» What this task involves:
In the material below, find all lines with the string "yayını" and copy them.

▽

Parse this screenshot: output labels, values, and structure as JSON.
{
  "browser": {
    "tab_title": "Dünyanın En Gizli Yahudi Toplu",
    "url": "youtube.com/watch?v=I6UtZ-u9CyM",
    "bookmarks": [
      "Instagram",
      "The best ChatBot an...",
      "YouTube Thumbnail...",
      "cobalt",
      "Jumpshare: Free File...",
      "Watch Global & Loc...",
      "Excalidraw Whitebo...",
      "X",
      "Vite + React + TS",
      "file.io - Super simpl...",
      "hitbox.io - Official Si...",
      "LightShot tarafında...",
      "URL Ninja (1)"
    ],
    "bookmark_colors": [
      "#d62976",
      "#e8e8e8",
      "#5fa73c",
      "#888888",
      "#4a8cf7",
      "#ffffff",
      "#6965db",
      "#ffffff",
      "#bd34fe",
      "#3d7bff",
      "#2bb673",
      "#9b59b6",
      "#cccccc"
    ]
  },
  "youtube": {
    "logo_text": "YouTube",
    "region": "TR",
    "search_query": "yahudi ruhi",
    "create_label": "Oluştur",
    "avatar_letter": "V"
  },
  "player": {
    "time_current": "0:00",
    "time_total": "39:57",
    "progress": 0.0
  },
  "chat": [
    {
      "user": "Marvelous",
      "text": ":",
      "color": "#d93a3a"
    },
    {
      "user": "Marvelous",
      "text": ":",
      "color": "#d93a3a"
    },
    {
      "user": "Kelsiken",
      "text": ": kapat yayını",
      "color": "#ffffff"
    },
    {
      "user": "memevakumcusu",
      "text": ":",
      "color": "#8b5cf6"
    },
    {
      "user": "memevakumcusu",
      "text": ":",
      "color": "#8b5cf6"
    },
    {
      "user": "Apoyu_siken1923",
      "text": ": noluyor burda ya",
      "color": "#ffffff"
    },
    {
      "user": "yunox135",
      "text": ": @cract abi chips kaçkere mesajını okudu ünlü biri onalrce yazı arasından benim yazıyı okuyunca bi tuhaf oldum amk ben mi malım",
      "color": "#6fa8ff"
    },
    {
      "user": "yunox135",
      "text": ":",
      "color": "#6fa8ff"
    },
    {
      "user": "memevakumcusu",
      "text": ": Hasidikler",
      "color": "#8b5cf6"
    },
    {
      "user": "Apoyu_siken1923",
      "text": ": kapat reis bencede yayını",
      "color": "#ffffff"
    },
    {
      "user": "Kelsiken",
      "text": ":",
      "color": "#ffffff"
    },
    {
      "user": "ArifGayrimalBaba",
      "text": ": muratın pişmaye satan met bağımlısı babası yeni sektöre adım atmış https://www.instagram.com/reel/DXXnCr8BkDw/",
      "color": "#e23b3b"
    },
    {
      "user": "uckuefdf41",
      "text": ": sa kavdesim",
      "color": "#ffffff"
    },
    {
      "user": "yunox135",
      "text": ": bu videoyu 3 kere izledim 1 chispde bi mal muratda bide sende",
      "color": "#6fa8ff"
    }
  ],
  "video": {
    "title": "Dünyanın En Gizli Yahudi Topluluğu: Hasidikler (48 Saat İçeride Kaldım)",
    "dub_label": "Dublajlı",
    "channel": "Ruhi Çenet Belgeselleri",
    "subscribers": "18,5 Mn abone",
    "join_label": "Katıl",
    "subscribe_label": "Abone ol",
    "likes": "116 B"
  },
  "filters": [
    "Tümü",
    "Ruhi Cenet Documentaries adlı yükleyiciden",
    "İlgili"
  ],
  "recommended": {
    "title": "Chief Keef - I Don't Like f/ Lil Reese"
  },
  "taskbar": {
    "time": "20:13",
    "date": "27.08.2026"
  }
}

△

» Final result:
      "text": ": kapat yayını",
      "text": ": kapat reis bencede yayını",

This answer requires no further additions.